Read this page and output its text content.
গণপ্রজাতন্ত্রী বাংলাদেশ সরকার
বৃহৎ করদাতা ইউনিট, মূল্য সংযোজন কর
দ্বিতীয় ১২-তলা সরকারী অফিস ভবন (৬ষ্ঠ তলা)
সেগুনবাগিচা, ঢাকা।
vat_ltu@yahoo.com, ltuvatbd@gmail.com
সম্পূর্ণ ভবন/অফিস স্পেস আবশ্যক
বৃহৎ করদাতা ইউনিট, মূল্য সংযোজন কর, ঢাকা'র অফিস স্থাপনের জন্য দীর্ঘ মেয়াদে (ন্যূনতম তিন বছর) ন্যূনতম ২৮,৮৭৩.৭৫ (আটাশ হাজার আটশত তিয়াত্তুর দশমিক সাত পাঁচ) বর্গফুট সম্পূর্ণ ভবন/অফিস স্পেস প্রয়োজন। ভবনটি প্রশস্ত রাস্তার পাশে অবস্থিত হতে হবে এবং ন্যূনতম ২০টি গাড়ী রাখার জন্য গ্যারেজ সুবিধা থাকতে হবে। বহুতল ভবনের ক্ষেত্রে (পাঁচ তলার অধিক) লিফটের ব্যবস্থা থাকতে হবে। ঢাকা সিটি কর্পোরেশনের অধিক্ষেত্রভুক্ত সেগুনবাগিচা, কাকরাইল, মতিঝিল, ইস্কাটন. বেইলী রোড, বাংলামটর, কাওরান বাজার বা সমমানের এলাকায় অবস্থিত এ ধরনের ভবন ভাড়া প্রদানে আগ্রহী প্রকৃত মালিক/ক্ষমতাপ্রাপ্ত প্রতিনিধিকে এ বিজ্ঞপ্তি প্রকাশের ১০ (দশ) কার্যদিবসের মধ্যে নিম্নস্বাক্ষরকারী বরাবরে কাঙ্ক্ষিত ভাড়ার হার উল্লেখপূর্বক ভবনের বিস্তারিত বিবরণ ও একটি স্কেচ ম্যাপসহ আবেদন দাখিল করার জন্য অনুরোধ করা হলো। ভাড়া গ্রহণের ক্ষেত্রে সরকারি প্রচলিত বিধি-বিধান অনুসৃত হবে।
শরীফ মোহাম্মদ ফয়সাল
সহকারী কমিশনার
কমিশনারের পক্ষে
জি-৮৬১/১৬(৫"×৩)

--*--

THE TASK -> Reproduce the data in its entirety, matching each character.

FULL OUTPUT ->
Read this page and output its text content.
গণপ্রজাতন্ত্রী বাংলাদেশ সরকার
বৃহৎ করদাতা ইউনিট, মূল্য সংযোজন কর
দ্বিতীয় ১২-তলা সরকারী অফিস ভবন (৬ষ্ঠ তলা)
সেগুনবাগিচা, ঢাকা।
vat_ltu@yahoo.com, ltuvatbd@gmail.com
সম্পূর্ণ ভবন/অফিস স্পেস আবশ্যক
বৃহৎ করদাতা ইউনিট, মূল্য সংযোজন কর, ঢাকা'র অফিস স্থাপনের জন্য দীর্ঘ মেয়াদে (ন্যূনতম তিন বছর) ন্যূনতম ২৮,৮৭৩.৭৫ (আটাশ হাজার আটশত তিয়াত্তুর দশমিক সাত পাঁচ) বর্গফুট সম্পূর্ণ ভবন/অফিস স্পেস প্রয়োজন। ভবনটি প্রশস্ত রাস্তার পাশে অবস্থিত হতে হবে এবং ন্যূনতম ২০টি গাড়ী রাখার জন্য গ্যারেজ সুবিধা থাকতে হবে। বহুতল ভবনের ক্ষেত্রে (পাঁচ তলার অধিক) লিফটের ব্যবস্থা থাকতে হবে। ঢাকা সিটি কর্পোরেশনের অধিক্ষেত্রভুক্ত সেগুনবাগিচা, কাকরাইল, মতিঝিল, ইস্কাটন. বেইলী রোড, বাংলামটর, কাওরান বাজার বা সমমানের এলাকায় অবস্থিত এ ধরনের ভবন ভাড়া প্রদানে আগ্রহী প্রকৃত মালিক/ক্ষমতাপ্রাপ্ত প্রতিনিধিকে এ বিজ্ঞপ্তি প্রকাশের ১০ (দশ) কার্যদিবসের মধ্যে নিম্নস্বাক্ষরকারী বরাবরে কাঙ্ক্ষিত ভাড়ার হার উল্লেখপূর্বক ভবনের বিস্তারিত বিবরণ ও একটি স্কেচ ম্যাপসহ আবেদন দাখিল করার জন্য অনুরোধ করা হলো। ভাড়া গ্রহণের ক্ষেত্রে সরকারি প্রচলিত বিধি-বিধান অনুসৃত হবে।
শরীফ মোহাম্মদ ফয়সাল
সহকারী কমিশনার
কমিশনারের পক্ষে
জি-৮৬১/১৬(৫"×৩)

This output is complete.